**Work to be completed:**
Your task is to extract every entry that follows word for word while excluding the pictures.

**Provided records:**
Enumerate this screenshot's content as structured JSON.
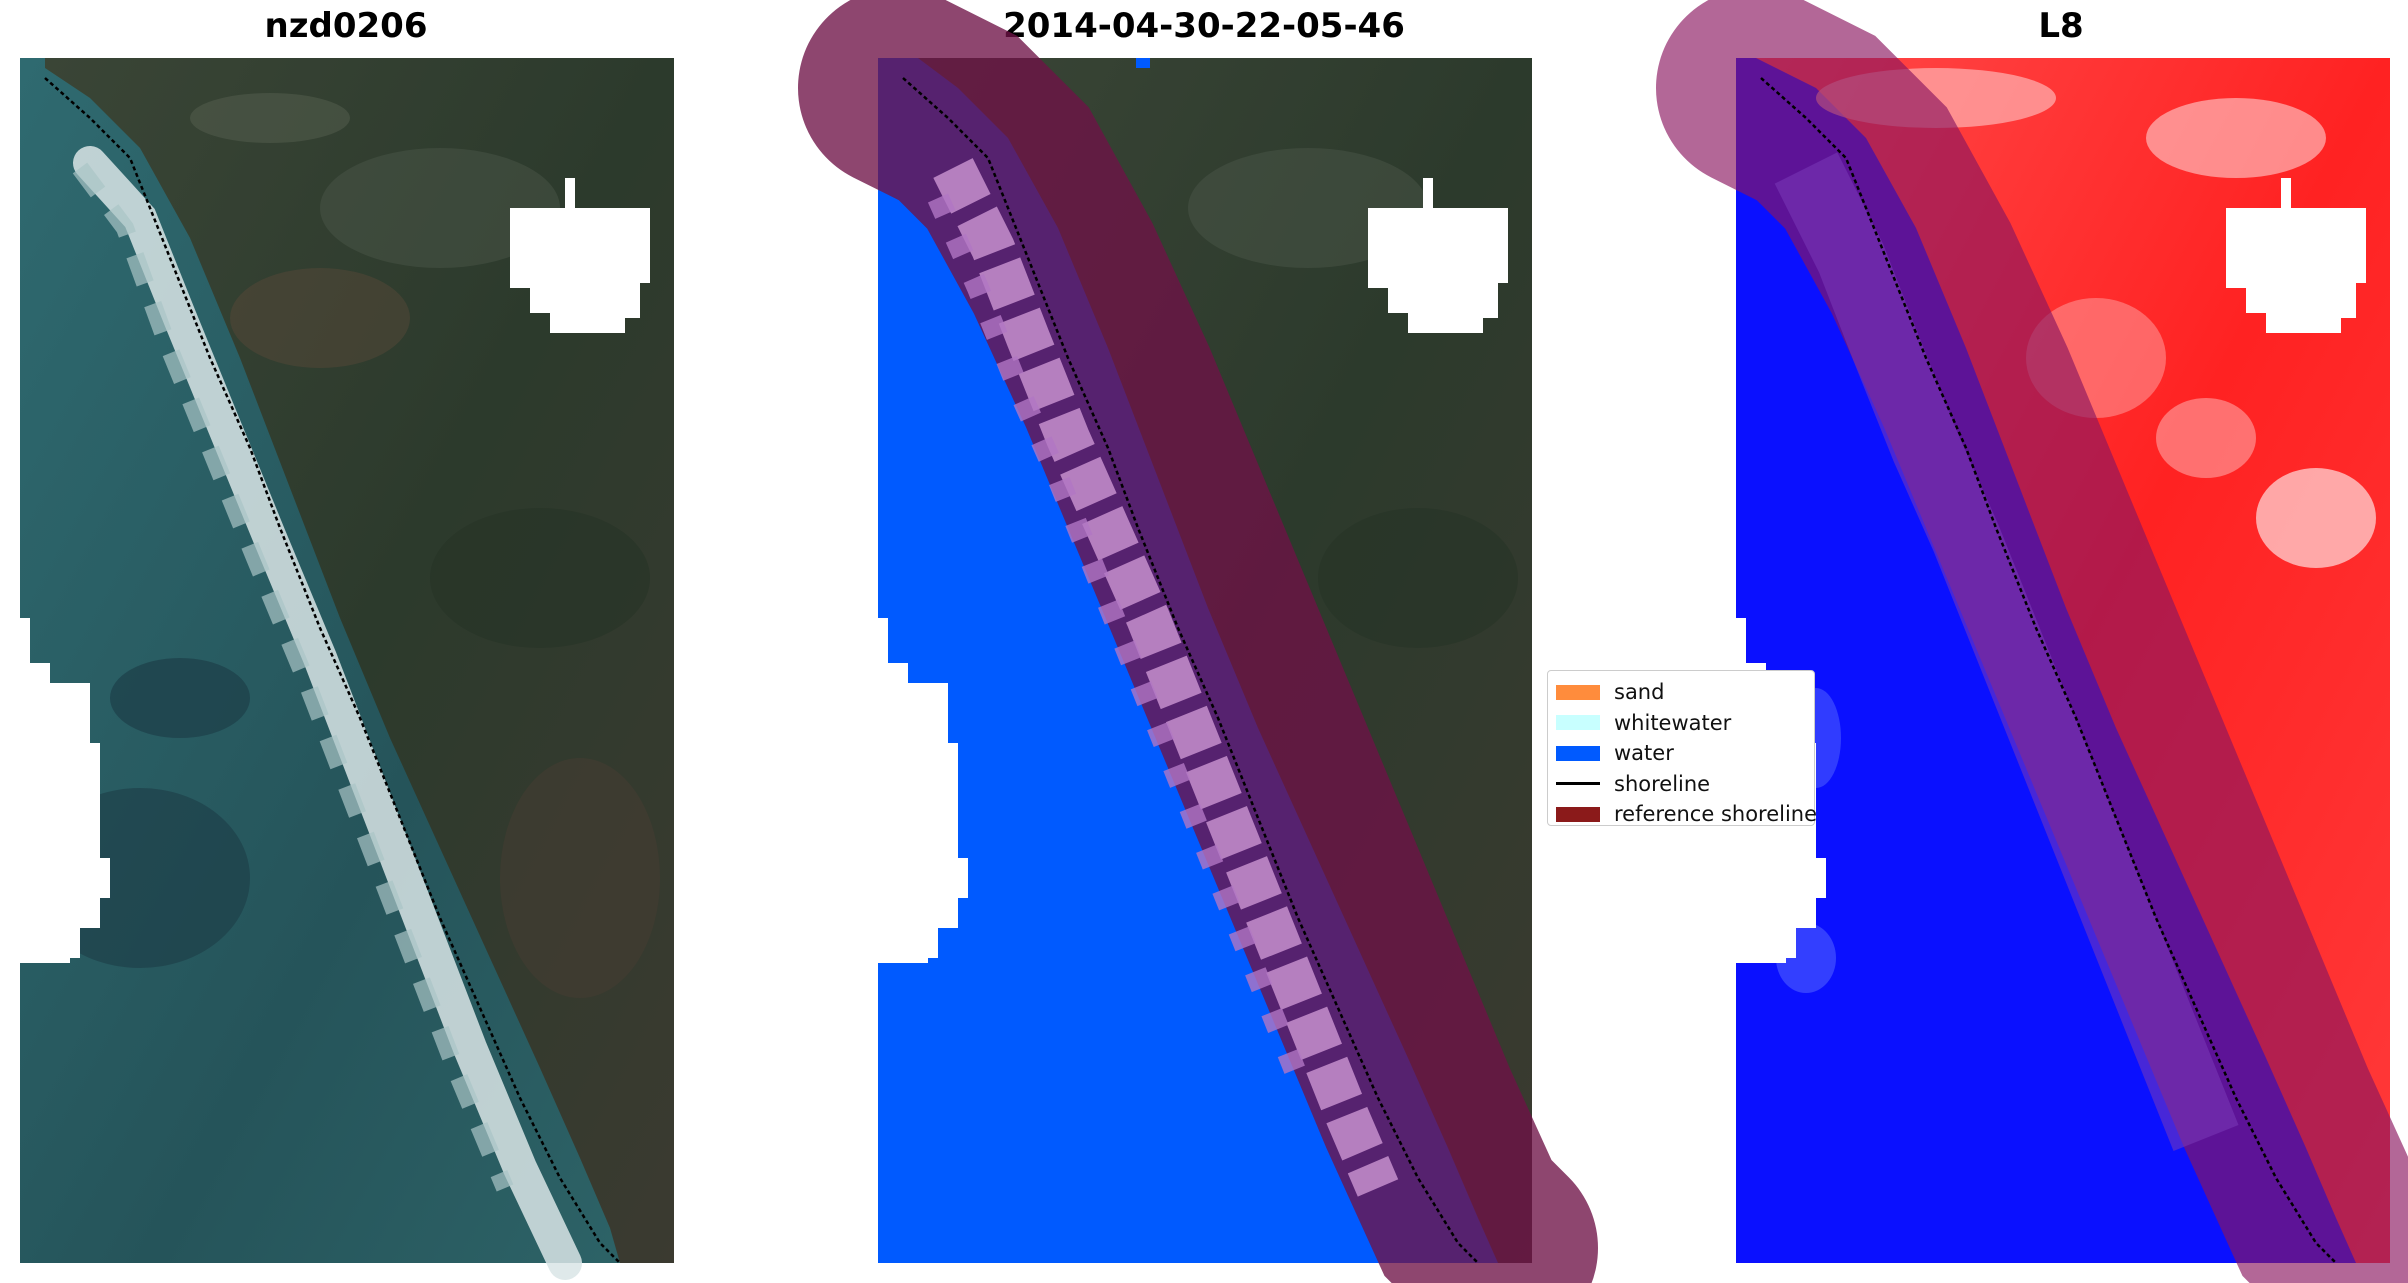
{
  "panels": [
    {
      "title": "nzd0206",
      "kind": "rgb-image"
    },
    {
      "title": "2014-04-30-22-05-46",
      "kind": "classified-image"
    },
    {
      "title": "L8",
      "kind": "mndwi-image"
    }
  ],
  "legend": {
    "items": [
      {
        "label": "sand",
        "type": "patch",
        "color": "#ff8c3c"
      },
      {
        "label": "whitewater",
        "type": "patch",
        "color": "#c8ffff"
      },
      {
        "label": "water",
        "type": "patch",
        "color": "#005aff"
      },
      {
        "label": "shoreline",
        "type": "line",
        "color": "#000000"
      },
      {
        "label": "reference shoreline",
        "type": "patch",
        "color": "#8b1a1a"
      }
    ]
  },
  "colors": {
    "water": "#005aff",
    "reference_band": "#7a0f2e",
    "shoreline": "#000000",
    "land_dark": "#2f3a2e",
    "sea_teal": "#2c5d62",
    "whitewater_foam": "#dfe9ec",
    "index_red": "#ff2a2a",
    "index_blue": "#0a10ff",
    "cloud_mask": "#ffffff"
  }
}
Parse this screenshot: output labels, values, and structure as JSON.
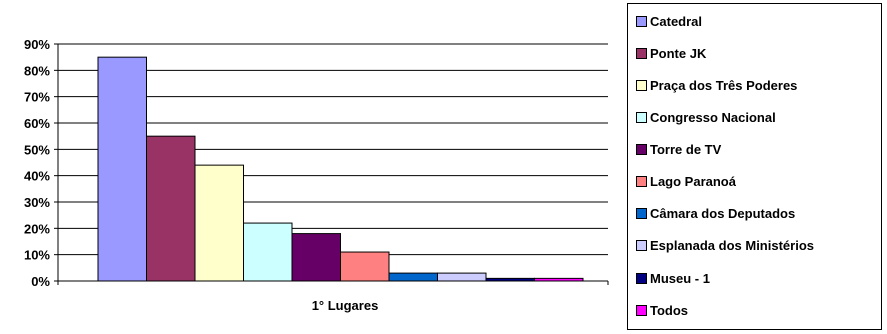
{
  "chart_data": {
    "type": "bar",
    "categories": [
      "1° Lugares"
    ],
    "series": [
      {
        "name": "Catedral",
        "values": [
          0.85
        ],
        "color": "#9999ff"
      },
      {
        "name": "Ponte JK",
        "values": [
          0.55
        ],
        "color": "#993366"
      },
      {
        "name": "Praça dos Três Poderes",
        "values": [
          0.44
        ],
        "color": "#ffffcc"
      },
      {
        "name": "Congresso Nacional",
        "values": [
          0.22
        ],
        "color": "#ccffff"
      },
      {
        "name": "Torre de TV",
        "values": [
          0.18
        ],
        "color": "#660066"
      },
      {
        "name": "Lago Paranoá",
        "values": [
          0.11
        ],
        "color": "#ff8080"
      },
      {
        "name": "Câmara dos Deputados",
        "values": [
          0.03
        ],
        "color": "#0066cc"
      },
      {
        "name": "Esplanada dos Ministérios",
        "values": [
          0.03
        ],
        "color": "#ccccff"
      },
      {
        "name": "Museu - 1",
        "values": [
          0.01
        ],
        "color": "#000080"
      },
      {
        "name": "Todos",
        "values": [
          0.01
        ],
        "color": "#ff00ff"
      }
    ],
    "ylim": [
      0,
      0.9
    ],
    "yticks": [
      "0%",
      "10%",
      "20%",
      "30%",
      "40%",
      "50%",
      "60%",
      "70%",
      "80%",
      "90%"
    ],
    "grid": true,
    "legend": "right"
  }
}
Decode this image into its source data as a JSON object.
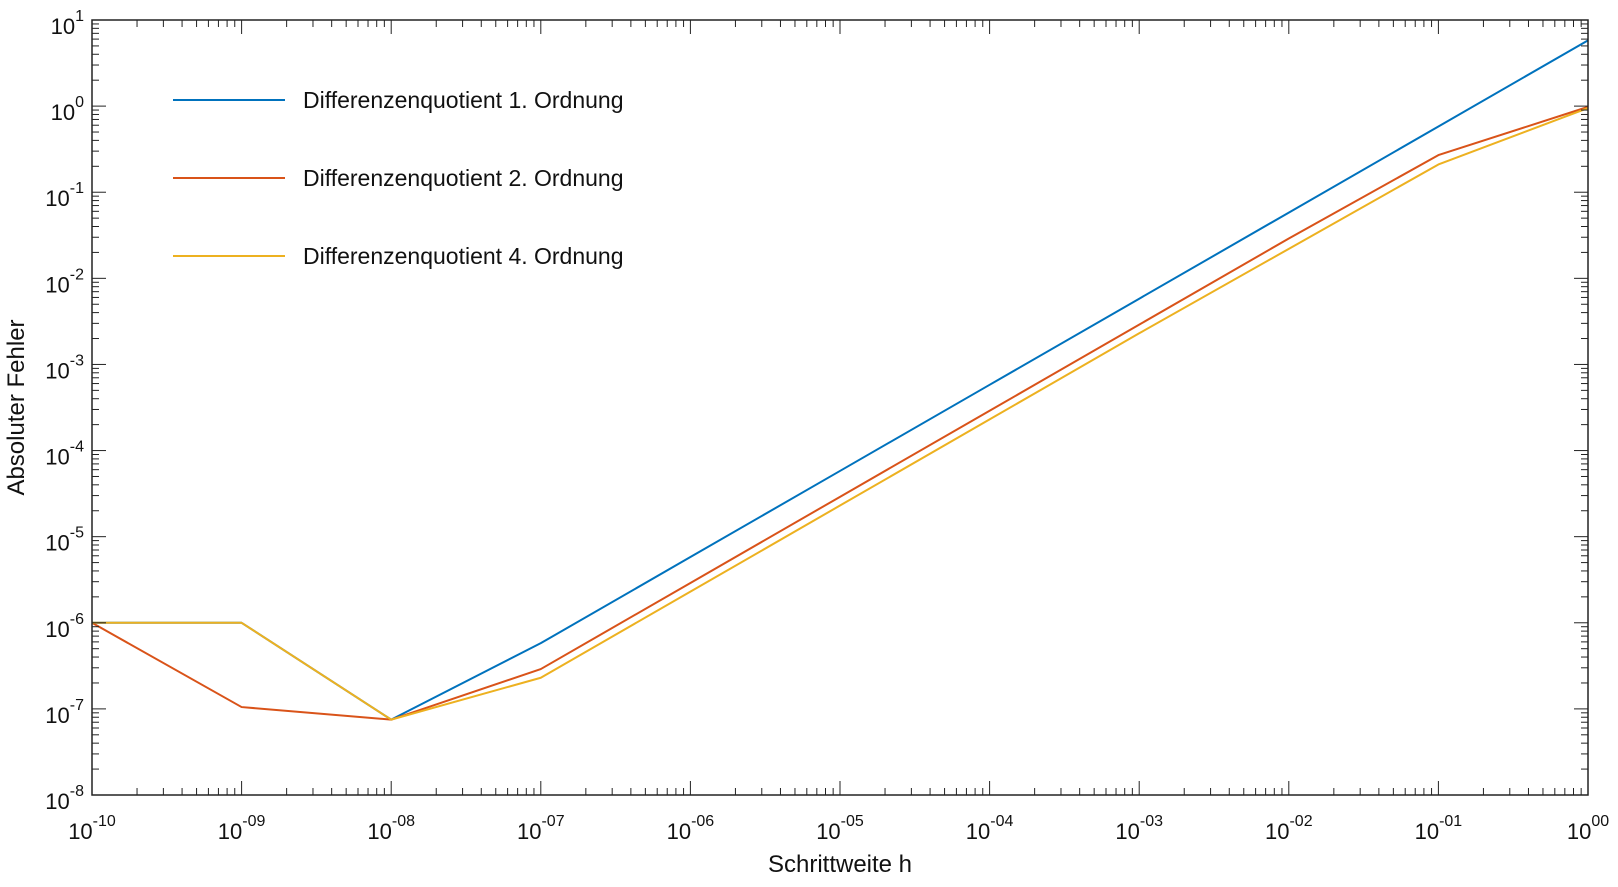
{
  "chart_data": {
    "type": "line",
    "title": "",
    "xlabel": "Schrittweite h",
    "ylabel": "Absoluter Fehler",
    "x_scale": "log",
    "y_scale": "log",
    "xlim": [
      1e-10,
      1
    ],
    "ylim": [
      1e-08,
      10
    ],
    "grid": false,
    "legend_position": "top-left",
    "x_ticks": [
      {
        "value": 1e-10,
        "base": "10",
        "exp": "-10"
      },
      {
        "value": 1e-09,
        "base": "10",
        "exp": "-09"
      },
      {
        "value": 1e-08,
        "base": "10",
        "exp": "-08"
      },
      {
        "value": 1e-07,
        "base": "10",
        "exp": "-07"
      },
      {
        "value": 1e-06,
        "base": "10",
        "exp": "-06"
      },
      {
        "value": 1e-05,
        "base": "10",
        "exp": "-05"
      },
      {
        "value": 0.0001,
        "base": "10",
        "exp": "-04"
      },
      {
        "value": 0.001,
        "base": "10",
        "exp": "-03"
      },
      {
        "value": 0.01,
        "base": "10",
        "exp": "-02"
      },
      {
        "value": 0.1,
        "base": "10",
        "exp": "-01"
      },
      {
        "value": 1,
        "base": "10",
        "exp": "00"
      }
    ],
    "y_ticks": [
      {
        "value": 1e-08,
        "base": "10",
        "exp": "-8"
      },
      {
        "value": 1e-07,
        "base": "10",
        "exp": "-7"
      },
      {
        "value": 1e-06,
        "base": "10",
        "exp": "-6"
      },
      {
        "value": 1e-05,
        "base": "10",
        "exp": "-5"
      },
      {
        "value": 0.0001,
        "base": "10",
        "exp": "-4"
      },
      {
        "value": 0.001,
        "base": "10",
        "exp": "-3"
      },
      {
        "value": 0.01,
        "base": "10",
        "exp": "-2"
      },
      {
        "value": 0.1,
        "base": "10",
        "exp": "-1"
      },
      {
        "value": 1,
        "base": "10",
        "exp": "0"
      },
      {
        "value": 10,
        "base": "10",
        "exp": "1"
      }
    ],
    "x": [
      1e-10,
      1e-09,
      1e-08,
      1e-07,
      1e-06,
      1e-05,
      0.0001,
      0.001,
      0.01,
      0.1,
      1
    ],
    "series": [
      {
        "name": "Differenzenquotient 1. Ordnung",
        "color": "#0072BD",
        "values": [
          1e-06,
          1e-06,
          7.5e-08,
          5.8e-07,
          5.8e-06,
          5.8e-05,
          0.00058,
          0.0058,
          0.058,
          0.58,
          5.8
        ]
      },
      {
        "name": "Differenzenquotient 2. Ordnung",
        "color": "#D95319",
        "values": [
          1e-06,
          1.05e-07,
          7.5e-08,
          2.9e-07,
          2.9e-06,
          2.9e-05,
          0.00029,
          0.0029,
          0.029,
          0.27,
          0.98
        ]
      },
      {
        "name": "Differenzenquotient 4. Ordnung",
        "color": "#EDB120",
        "values": [
          1e-06,
          1e-06,
          7.5e-08,
          2.3e-07,
          2.3e-06,
          2.3e-05,
          0.00023,
          0.0023,
          0.022,
          0.21,
          0.95
        ]
      }
    ]
  }
}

**The answer:**
Enumerate this screenshot's content as structured JSON.
{
  "panels": [
    {
      "title": "nzd0206",
      "kind": "rgb-image"
    },
    {
      "title": "2014-04-30-22-05-46",
      "kind": "classified-image"
    },
    {
      "title": "L8",
      "kind": "mndwi-image"
    }
  ],
  "legend": {
    "items": [
      {
        "label": "sand",
        "type": "patch",
        "color": "#ff8c3c"
      },
      {
        "label": "whitewater",
        "type": "patch",
        "color": "#c8ffff"
      },
      {
        "label": "water",
        "type": "patch",
        "color": "#005aff"
      },
      {
        "label": "shoreline",
        "type": "line",
        "color": "#000000"
      },
      {
        "label": "reference shoreline",
        "type": "patch",
        "color": "#8b1a1a"
      }
    ]
  },
  "colors": {
    "water": "#005aff",
    "reference_band": "#7a0f2e",
    "shoreline": "#000000",
    "land_dark": "#2f3a2e",
    "sea_teal": "#2c5d62",
    "whitewater_foam": "#dfe9ec",
    "index_red": "#ff2a2a",
    "index_blue": "#0a10ff",
    "cloud_mask": "#ffffff"
  }
}
Parse this screenshot: output labels, values, and structure as JSON.
{
  "chart_data": {
    "type": "bar",
    "categories": [
      "1° Lugares"
    ],
    "series": [
      {
        "name": "Catedral",
        "values": [
          0.85
        ],
        "color": "#9999ff"
      },
      {
        "name": "Ponte JK",
        "values": [
          0.55
        ],
        "color": "#993366"
      },
      {
        "name": "Praça dos Três Poderes",
        "values": [
          0.44
        ],
        "color": "#ffffcc"
      },
      {
        "name": "Congresso Nacional",
        "values": [
          0.22
        ],
        "color": "#ccffff"
      },
      {
        "name": "Torre de TV",
        "values": [
          0.18
        ],
        "color": "#660066"
      },
      {
        "name": "Lago Paranoá",
        "values": [
          0.11
        ],
        "color": "#ff8080"
      },
      {
        "name": "Câmara dos Deputados",
        "values": [
          0.03
        ],
        "color": "#0066cc"
      },
      {
        "name": "Esplanada dos Ministérios",
        "values": [
          0.03
        ],
        "color": "#ccccff"
      },
      {
        "name": "Museu - 1",
        "values": [
          0.01
        ],
        "color": "#000080"
      },
      {
        "name": "Todos",
        "values": [
          0.01
        ],
        "color": "#ff00ff"
      }
    ],
    "ylim": [
      0,
      0.9
    ],
    "yticks": [
      "0%",
      "10%",
      "20%",
      "30%",
      "40%",
      "50%",
      "60%",
      "70%",
      "80%",
      "90%"
    ],
    "grid": true,
    "legend": "right"
  }
}
Decode this image into its source data as a JSON object.
{
  "chart_data": {
    "type": "line",
    "title": "",
    "xlabel": "Schrittweite h",
    "ylabel": "Absoluter Fehler",
    "x_scale": "log",
    "y_scale": "log",
    "xlim": [
      1e-10,
      1
    ],
    "ylim": [
      1e-08,
      10
    ],
    "grid": false,
    "legend_position": "top-left",
    "x_ticks": [
      {
        "value": 1e-10,
        "base": "10",
        "exp": "-10"
      },
      {
        "value": 1e-09,
        "base": "10",
        "exp": "-09"
      },
      {
        "value": 1e-08,
        "base": "10",
        "exp": "-08"
      },
      {
        "value": 1e-07,
        "base": "10",
        "exp": "-07"
      },
      {
        "value": 1e-06,
        "base": "10",
        "exp": "-06"
      },
      {
        "value": 1e-05,
        "base": "10",
        "exp": "-05"
      },
      {
        "value": 0.0001,
        "base": "10",
        "exp": "-04"
      },
      {
        "value": 0.001,
        "base": "10",
        "exp": "-03"
      },
      {
        "value": 0.01,
        "base": "10",
        "exp": "-02"
      },
      {
        "value": 0.1,
        "base": "10",
        "exp": "-01"
      },
      {
        "value": 1,
        "base": "10",
        "exp": "00"
      }
    ],
    "y_ticks": [
      {
        "value": 1e-08,
        "base": "10",
        "exp": "-8"
      },
      {
        "value": 1e-07,
        "base": "10",
        "exp": "-7"
      },
      {
        "value": 1e-06,
        "base": "10",
        "exp": "-6"
      },
      {
        "value": 1e-05,
        "base": "10",
        "exp": "-5"
      },
      {
        "value": 0.0001,
        "base": "10",
        "exp": "-4"
      },
      {
        "value": 0.001,
        "base": "10",
        "exp": "-3"
      },
      {
        "value": 0.01,
        "base": "10",
        "exp": "-2"
      },
      {
        "value": 0.1,
        "base": "10",
        "exp": "-1"
      },
      {
        "value": 1,
        "base": "10",
        "exp": "0"
      },
      {
        "value": 10,
        "base": "10",
        "exp": "1"
      }
    ],
    "x": [
      1e-10,
      1e-09,
      1e-08,
      1e-07,
      1e-06,
      1e-05,
      0.0001,
      0.001,
      0.01,
      0.1,
      1
    ],
    "series": [
      {
        "name": "Differenzenquotient 1. Ordnung",
        "color": "#0072BD",
        "values": [
          1e-06,
          1e-06,
          7.5e-08,
          5.8e-07,
          5.8e-06,
          5.8e-05,
          0.00058,
          0.0058,
          0.058,
          0.58,
          5.8
        ]
      },
      {
        "name": "Differenzenquotient 2. Ordnung",
        "color": "#D95319",
        "values": [
          1e-06,
          1.05e-07,
          7.5e-08,
          2.9e-07,
          2.9e-06,
          2.9e-05,
          0.00029,
          0.0029,
          0.029,
          0.27,
          0.98
        ]
      },
      {
        "name": "Differenzenquotient 4. Ordnung",
        "color": "#EDB120",
        "values": [
          1e-06,
          1e-06,
          7.5e-08,
          2.3e-07,
          2.3e-06,
          2.3e-05,
          0.00023,
          0.0023,
          0.022,
          0.21,
          0.95
        ]
      }
    ]
  }
}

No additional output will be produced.